• **Work to be completed**
Wherever the word "title" shows up in a line, please copy that line.

— Start of Data extract —

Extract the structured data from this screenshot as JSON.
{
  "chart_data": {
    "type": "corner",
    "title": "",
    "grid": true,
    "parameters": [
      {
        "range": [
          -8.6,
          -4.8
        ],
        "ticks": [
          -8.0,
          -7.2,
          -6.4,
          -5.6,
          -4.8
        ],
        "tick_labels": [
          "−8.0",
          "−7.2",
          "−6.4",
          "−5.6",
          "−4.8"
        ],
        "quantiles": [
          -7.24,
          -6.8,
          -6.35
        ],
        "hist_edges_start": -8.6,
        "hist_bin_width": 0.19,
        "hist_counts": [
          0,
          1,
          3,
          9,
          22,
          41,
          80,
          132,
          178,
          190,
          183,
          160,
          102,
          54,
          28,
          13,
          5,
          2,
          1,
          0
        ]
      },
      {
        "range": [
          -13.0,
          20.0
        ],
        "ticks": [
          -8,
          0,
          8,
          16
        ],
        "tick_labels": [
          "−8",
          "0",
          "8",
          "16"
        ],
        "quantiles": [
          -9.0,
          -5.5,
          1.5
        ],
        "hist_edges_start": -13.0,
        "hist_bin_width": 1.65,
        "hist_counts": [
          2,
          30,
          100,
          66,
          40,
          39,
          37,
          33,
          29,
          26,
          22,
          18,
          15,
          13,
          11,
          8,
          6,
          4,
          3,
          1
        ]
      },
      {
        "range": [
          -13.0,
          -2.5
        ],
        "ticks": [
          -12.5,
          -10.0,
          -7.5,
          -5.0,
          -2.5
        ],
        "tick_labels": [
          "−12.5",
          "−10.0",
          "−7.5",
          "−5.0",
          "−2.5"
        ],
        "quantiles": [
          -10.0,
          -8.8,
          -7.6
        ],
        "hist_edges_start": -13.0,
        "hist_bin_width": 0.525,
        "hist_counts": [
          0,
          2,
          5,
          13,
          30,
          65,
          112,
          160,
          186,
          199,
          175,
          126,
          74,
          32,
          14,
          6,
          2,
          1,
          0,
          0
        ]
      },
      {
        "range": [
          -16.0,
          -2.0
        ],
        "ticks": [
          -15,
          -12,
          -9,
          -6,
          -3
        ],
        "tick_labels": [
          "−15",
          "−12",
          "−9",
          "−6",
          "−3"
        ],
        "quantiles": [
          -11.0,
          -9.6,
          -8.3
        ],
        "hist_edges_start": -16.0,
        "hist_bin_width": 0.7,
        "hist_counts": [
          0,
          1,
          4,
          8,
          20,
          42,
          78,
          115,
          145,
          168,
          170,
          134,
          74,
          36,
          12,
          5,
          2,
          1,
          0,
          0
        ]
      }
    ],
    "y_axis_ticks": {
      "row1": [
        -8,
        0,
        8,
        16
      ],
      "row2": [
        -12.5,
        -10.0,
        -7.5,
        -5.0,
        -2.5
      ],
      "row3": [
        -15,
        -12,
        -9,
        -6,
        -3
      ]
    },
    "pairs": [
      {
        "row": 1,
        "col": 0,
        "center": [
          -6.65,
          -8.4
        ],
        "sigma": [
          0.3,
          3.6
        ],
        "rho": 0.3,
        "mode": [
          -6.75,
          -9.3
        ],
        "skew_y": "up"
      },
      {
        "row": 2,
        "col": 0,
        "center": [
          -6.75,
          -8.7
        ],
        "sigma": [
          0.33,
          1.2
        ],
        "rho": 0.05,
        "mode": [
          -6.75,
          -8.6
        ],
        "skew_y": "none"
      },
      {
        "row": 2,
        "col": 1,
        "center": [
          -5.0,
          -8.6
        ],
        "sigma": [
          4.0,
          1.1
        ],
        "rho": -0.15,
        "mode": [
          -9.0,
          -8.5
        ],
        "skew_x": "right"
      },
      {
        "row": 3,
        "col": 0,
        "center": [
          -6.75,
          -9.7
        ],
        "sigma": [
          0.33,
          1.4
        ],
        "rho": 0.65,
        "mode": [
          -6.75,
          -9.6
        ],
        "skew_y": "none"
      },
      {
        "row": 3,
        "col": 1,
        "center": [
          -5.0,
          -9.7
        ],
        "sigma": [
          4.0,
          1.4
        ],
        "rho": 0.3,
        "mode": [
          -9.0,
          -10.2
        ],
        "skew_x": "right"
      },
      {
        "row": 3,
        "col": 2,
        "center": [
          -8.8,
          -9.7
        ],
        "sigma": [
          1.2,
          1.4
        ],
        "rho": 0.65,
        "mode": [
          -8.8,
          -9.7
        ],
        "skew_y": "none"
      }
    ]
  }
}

— End of Data extract —
— Start of Data extract —

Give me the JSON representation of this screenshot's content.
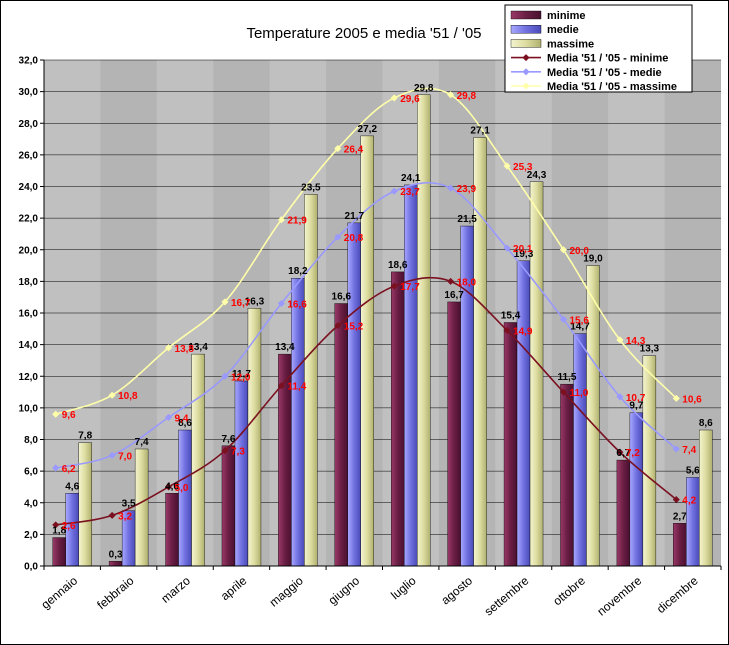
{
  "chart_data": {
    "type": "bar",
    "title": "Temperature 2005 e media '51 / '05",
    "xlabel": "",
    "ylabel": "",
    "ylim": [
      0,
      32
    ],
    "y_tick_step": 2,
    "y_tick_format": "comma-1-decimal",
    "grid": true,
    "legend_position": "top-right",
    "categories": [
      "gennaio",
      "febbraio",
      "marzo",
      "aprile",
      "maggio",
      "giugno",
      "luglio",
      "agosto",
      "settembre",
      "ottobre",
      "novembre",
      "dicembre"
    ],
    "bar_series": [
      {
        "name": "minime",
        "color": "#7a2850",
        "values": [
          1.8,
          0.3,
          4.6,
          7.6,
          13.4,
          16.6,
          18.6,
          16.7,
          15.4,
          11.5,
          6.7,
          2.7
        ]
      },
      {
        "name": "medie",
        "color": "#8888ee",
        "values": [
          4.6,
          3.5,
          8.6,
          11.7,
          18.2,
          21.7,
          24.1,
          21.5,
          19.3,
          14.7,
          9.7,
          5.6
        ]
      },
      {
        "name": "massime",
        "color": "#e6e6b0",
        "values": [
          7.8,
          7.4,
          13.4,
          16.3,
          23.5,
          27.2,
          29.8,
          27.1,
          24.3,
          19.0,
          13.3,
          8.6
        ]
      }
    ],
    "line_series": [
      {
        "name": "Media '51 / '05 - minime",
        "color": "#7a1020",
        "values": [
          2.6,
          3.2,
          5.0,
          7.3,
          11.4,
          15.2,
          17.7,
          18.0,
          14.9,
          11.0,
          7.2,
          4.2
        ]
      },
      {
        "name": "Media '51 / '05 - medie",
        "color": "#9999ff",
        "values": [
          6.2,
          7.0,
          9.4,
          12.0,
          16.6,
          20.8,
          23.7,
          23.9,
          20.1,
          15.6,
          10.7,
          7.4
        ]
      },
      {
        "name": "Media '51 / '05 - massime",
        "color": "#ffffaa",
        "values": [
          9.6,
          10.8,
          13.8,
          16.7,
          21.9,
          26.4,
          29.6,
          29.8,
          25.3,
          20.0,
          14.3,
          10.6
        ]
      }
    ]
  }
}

— End of Data extract —

• **Task answer**
    "title": "",
    "title": "Temperature 2005 e media '51 / '05",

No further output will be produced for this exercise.